Task to complete:
Rewrite the records below with every "table-row" renamed to "data-row", changing nothing else.

Input for this task:
┌──
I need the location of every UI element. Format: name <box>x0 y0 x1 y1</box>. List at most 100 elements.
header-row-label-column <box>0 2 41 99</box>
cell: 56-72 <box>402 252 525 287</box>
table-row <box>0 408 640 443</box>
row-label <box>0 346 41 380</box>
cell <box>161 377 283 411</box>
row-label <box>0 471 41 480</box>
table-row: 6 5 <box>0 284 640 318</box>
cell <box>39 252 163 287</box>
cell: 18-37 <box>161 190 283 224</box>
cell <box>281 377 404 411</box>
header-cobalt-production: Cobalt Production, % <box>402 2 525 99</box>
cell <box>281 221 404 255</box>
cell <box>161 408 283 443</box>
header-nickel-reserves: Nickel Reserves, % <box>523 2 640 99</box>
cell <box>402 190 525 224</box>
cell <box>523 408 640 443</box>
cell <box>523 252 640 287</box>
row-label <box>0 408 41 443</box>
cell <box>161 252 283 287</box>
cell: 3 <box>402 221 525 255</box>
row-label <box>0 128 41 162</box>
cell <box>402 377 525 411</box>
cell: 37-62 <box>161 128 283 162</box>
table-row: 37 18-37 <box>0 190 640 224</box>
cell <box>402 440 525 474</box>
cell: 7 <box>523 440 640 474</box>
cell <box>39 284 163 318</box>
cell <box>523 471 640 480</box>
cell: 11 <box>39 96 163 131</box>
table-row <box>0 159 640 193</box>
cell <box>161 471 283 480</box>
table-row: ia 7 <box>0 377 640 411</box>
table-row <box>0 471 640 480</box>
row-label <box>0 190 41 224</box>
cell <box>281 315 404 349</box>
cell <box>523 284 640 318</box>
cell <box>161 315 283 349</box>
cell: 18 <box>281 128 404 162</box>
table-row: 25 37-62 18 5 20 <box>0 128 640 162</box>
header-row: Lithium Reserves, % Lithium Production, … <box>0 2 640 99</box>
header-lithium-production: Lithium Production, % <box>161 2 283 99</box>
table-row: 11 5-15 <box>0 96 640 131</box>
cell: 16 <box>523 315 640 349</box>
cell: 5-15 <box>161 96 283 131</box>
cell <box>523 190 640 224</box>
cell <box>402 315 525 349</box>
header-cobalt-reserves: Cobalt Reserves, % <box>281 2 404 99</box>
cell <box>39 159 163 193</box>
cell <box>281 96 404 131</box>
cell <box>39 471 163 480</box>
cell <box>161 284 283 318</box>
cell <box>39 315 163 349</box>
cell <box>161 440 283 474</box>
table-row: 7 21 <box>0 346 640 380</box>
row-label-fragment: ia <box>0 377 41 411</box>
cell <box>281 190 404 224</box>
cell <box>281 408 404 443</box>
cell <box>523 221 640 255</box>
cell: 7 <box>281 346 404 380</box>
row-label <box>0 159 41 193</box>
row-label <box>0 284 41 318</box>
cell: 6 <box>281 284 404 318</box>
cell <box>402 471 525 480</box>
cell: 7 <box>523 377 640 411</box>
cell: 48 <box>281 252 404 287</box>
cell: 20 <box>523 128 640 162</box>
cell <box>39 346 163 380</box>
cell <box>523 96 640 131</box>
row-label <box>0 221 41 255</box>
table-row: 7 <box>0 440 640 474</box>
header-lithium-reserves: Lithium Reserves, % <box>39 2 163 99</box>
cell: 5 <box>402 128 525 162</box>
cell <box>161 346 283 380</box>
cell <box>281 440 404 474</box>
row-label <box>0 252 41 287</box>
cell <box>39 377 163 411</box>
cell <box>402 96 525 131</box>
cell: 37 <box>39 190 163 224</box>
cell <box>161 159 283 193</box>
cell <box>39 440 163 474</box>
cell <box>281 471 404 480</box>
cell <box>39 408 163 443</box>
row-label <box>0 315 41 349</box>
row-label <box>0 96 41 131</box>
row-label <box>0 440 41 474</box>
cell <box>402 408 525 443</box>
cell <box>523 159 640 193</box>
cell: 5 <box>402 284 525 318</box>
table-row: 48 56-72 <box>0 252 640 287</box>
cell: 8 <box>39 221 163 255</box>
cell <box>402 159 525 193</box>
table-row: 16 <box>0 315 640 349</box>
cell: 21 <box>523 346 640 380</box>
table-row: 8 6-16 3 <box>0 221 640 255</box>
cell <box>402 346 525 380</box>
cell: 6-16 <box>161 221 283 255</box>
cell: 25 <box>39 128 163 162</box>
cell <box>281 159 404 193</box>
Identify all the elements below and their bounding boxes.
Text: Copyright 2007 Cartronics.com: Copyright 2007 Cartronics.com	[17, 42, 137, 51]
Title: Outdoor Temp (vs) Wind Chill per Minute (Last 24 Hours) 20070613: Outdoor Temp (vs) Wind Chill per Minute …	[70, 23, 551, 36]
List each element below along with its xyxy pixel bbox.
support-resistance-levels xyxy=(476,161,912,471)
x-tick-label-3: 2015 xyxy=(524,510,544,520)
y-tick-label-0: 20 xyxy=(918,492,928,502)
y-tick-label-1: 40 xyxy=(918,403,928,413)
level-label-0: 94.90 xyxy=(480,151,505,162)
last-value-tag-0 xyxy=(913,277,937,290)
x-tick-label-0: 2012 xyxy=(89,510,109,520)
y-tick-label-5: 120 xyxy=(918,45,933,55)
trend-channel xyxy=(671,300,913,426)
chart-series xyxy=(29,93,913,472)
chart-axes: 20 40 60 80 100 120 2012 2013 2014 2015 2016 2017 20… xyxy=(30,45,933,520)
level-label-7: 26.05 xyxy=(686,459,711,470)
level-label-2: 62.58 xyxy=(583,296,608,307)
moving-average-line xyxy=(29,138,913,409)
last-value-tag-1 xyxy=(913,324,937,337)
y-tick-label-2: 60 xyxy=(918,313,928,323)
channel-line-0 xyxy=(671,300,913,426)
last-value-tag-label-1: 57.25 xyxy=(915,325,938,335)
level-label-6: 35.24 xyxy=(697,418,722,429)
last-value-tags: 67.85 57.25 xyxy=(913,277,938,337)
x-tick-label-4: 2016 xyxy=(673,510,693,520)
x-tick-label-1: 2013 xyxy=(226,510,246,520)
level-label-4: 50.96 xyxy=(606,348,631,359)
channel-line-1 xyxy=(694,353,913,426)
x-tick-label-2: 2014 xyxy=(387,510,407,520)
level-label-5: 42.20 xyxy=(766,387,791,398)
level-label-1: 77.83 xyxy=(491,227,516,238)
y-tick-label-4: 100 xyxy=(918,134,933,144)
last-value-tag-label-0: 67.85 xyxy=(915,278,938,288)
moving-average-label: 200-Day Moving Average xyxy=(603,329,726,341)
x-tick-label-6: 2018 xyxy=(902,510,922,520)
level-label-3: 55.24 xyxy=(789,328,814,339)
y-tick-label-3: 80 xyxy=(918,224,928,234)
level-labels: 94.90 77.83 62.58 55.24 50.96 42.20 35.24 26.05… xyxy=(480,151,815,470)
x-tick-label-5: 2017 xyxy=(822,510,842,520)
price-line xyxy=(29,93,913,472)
└──
Written response:
I need the location of every UI element. Format: name <box>x0 y0 x1 y1</box>. List at most 100 elements.
header-row-label-column <box>0 2 41 99</box>
cell: 56-72 <box>402 252 525 287</box>
data-row <box>0 408 640 443</box>
row-label <box>0 346 41 380</box>
cell <box>161 377 283 411</box>
row-label <box>0 471 41 480</box>
data-row: 6 5 <box>0 284 640 318</box>
cell <box>39 252 163 287</box>
cell: 18-37 <box>161 190 283 224</box>
cell <box>281 377 404 411</box>
header-cobalt-production: Cobalt Production, % <box>402 2 525 99</box>
cell <box>281 221 404 255</box>
cell <box>161 408 283 443</box>
header-nickel-reserves: Nickel Reserves, % <box>523 2 640 99</box>
cell <box>402 190 525 224</box>
cell <box>523 408 640 443</box>
cell <box>523 252 640 287</box>
row-label <box>0 408 41 443</box>
cell <box>161 252 283 287</box>
cell: 3 <box>402 221 525 255</box>
row-label <box>0 128 41 162</box>
cell <box>402 377 525 411</box>
cell: 37-62 <box>161 128 283 162</box>
data-row: 37 18-37 <box>0 190 640 224</box>
cell <box>402 440 525 474</box>
cell: 7 <box>523 440 640 474</box>
cell <box>39 284 163 318</box>
cell <box>523 471 640 480</box>
cell: 11 <box>39 96 163 131</box>
data-row <box>0 159 640 193</box>
cell <box>161 471 283 480</box>
data-row: ia 7 <box>0 377 640 411</box>
data-row <box>0 471 640 480</box>
row-label <box>0 190 41 224</box>
cell <box>281 315 404 349</box>
cell <box>523 284 640 318</box>
cell <box>161 315 283 349</box>
cell: 18 <box>281 128 404 162</box>
data-row: 25 37-62 18 5 20 <box>0 128 640 162</box>
header-row: Lithium Reserves, % Lithium Production, … <box>0 2 640 99</box>
header-lithium-production: Lithium Production, % <box>161 2 283 99</box>
data-row: 11 5-15 <box>0 96 640 131</box>
cell: 16 <box>523 315 640 349</box>
cell: 5-15 <box>161 96 283 131</box>
cell <box>523 190 640 224</box>
cell <box>402 315 525 349</box>
header-cobalt-reserves: Cobalt Reserves, % <box>281 2 404 99</box>
cell <box>39 159 163 193</box>
cell <box>281 96 404 131</box>
cell <box>39 471 163 480</box>
cell <box>161 284 283 318</box>
cell <box>39 315 163 349</box>
cell <box>161 440 283 474</box>
data-row: 7 21 <box>0 346 640 380</box>
row-label-fragment: ia <box>0 377 41 411</box>
cell <box>281 190 404 224</box>
cell <box>281 408 404 443</box>
cell <box>523 221 640 255</box>
cell: 7 <box>281 346 404 380</box>
row-label <box>0 159 41 193</box>
row-label <box>0 284 41 318</box>
cell: 6 <box>281 284 404 318</box>
cell <box>402 471 525 480</box>
cell: 7 <box>523 377 640 411</box>
cell: 48 <box>281 252 404 287</box>
cell: 20 <box>523 128 640 162</box>
cell <box>39 346 163 380</box>
cell <box>523 96 640 131</box>
row-label <box>0 221 41 255</box>
data-row: 7 <box>0 440 640 474</box>
header-lithium-reserves: Lithium Reserves, % <box>39 2 163 99</box>
cell: 5 <box>402 128 525 162</box>
cell <box>161 346 283 380</box>
cell <box>281 440 404 474</box>
row-label <box>0 252 41 287</box>
cell <box>39 377 163 411</box>
cell <box>402 96 525 131</box>
cell: 37 <box>39 190 163 224</box>
cell <box>161 159 283 193</box>
cell <box>39 440 163 474</box>
cell <box>281 471 404 480</box>
cell <box>39 408 163 443</box>
row-label <box>0 315 41 349</box>
row-label <box>0 96 41 131</box>
row-label <box>0 440 41 474</box>
cell <box>402 408 525 443</box>
cell <box>523 159 640 193</box>
cell: 5 <box>402 284 525 318</box>
data-row: 48 56-72 <box>0 252 640 287</box>
cell: 8 <box>39 221 163 255</box>
cell <box>402 159 525 193</box>
data-row: 16 <box>0 315 640 349</box>
cell: 21 <box>523 346 640 380</box>
data-row: 8 6-16 3 <box>0 221 640 255</box>
cell <box>402 346 525 380</box>
cell: 6-16 <box>161 221 283 255</box>
cell: 25 <box>39 128 163 162</box>
cell <box>281 159 404 193</box>
Identify all the elements below and their bounding boxes.
Text: Copyright 2007 Cartronics.com: Copyright 2007 Cartronics.com	[17, 42, 137, 51]
Title: Outdoor Temp (vs) Wind Chill per Minute (Last 24 Hours) 20070613: Outdoor Temp (vs) Wind Chill per Minute …	[70, 23, 551, 36]
List each element below along with its xyxy pixel bbox.
support-resistance-levels xyxy=(476,161,912,471)
x-tick-label-3: 2015 xyxy=(524,510,544,520)
y-tick-label-0: 20 xyxy=(918,492,928,502)
y-tick-label-1: 40 xyxy=(918,403,928,413)
level-label-0: 94.90 xyxy=(480,151,505,162)
last-value-tag-0 xyxy=(913,277,937,290)
x-tick-label-0: 2012 xyxy=(89,510,109,520)
y-tick-label-5: 120 xyxy=(918,45,933,55)
trend-channel xyxy=(671,300,913,426)
chart-series xyxy=(29,93,913,472)
chart-axes: 20 40 60 80 100 120 2012 2013 2014 2015 2016 2017 20… xyxy=(30,45,933,520)
level-label-7: 26.05 xyxy=(686,459,711,470)
level-label-2: 62.58 xyxy=(583,296,608,307)
moving-average-line xyxy=(29,138,913,409)
last-value-tag-1 xyxy=(913,324,937,337)
y-tick-label-2: 60 xyxy=(918,313,928,323)
channel-line-0 xyxy=(671,300,913,426)
last-value-tag-label-1: 57.25 xyxy=(915,325,938,335)
level-label-6: 35.24 xyxy=(697,418,722,429)
last-value-tags: 67.85 57.25 xyxy=(913,277,938,337)
x-tick-label-4: 2016 xyxy=(673,510,693,520)
x-tick-label-1: 2013 xyxy=(226,510,246,520)
level-label-4: 50.96 xyxy=(606,348,631,359)
channel-line-1 xyxy=(694,353,913,426)
x-tick-label-2: 2014 xyxy=(387,510,407,520)
level-label-5: 42.20 xyxy=(766,387,791,398)
level-label-1: 77.83 xyxy=(491,227,516,238)
y-tick-label-4: 100 xyxy=(918,134,933,144)
last-value-tag-label-0: 67.85 xyxy=(915,278,938,288)
moving-average-label: 200-Day Moving Average xyxy=(603,329,726,341)
x-tick-label-6: 2018 xyxy=(902,510,922,520)
level-label-3: 55.24 xyxy=(789,328,814,339)
y-tick-label-3: 80 xyxy=(918,224,928,234)
level-labels: 94.90 77.83 62.58 55.24 50.96 42.20 35.24 26.05… xyxy=(480,151,815,470)
x-tick-label-5: 2017 xyxy=(822,510,842,520)
price-line xyxy=(29,93,913,472)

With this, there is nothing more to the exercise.